WORK TO DO. Restate each line of the listing exactly, without carrying over any pictures.

DATA TO PROCESS.
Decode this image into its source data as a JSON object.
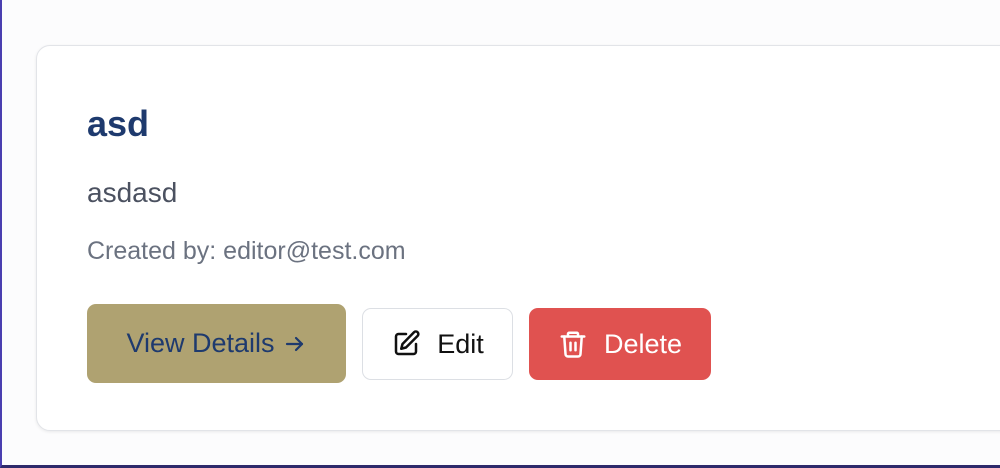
{
  "card": {
    "title": "asd",
    "description": "asdasd",
    "created_by": "Created by: editor@test.com"
  },
  "actions": {
    "view_label": "View Details",
    "edit_label": "Edit",
    "delete_label": "Delete"
  },
  "icons": {
    "view": "arrow-right-icon",
    "edit": "pencil-square-icon",
    "delete": "trash-icon"
  },
  "colors": {
    "title": "#1e3a6e",
    "view_button_bg": "#afa271",
    "delete_button_bg": "#e05250",
    "page_accent_border": "#4a3fb0"
  }
}
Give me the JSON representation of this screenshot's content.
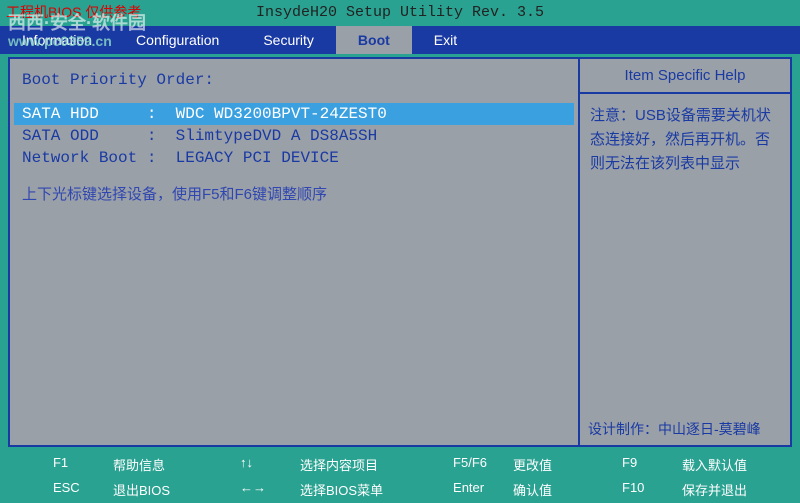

CORRECT ANSWER.
Decode this image into its source data as a JSON object.
{
  "card": {
    "title": "asd",
    "description": "asdasd",
    "created_by": "Created by: editor@test.com"
  },
  "actions": {
    "view_label": "View Details",
    "edit_label": "Edit",
    "delete_label": "Delete"
  },
  "icons": {
    "view": "arrow-right-icon",
    "edit": "pencil-square-icon",
    "delete": "trash-icon"
  },
  "colors": {
    "title": "#1e3a6e",
    "view_button_bg": "#afa271",
    "delete_button_bg": "#e05250",
    "page_accent_border": "#4a3fb0"
  }
}
Give me the JSON representation of this screenshot's content.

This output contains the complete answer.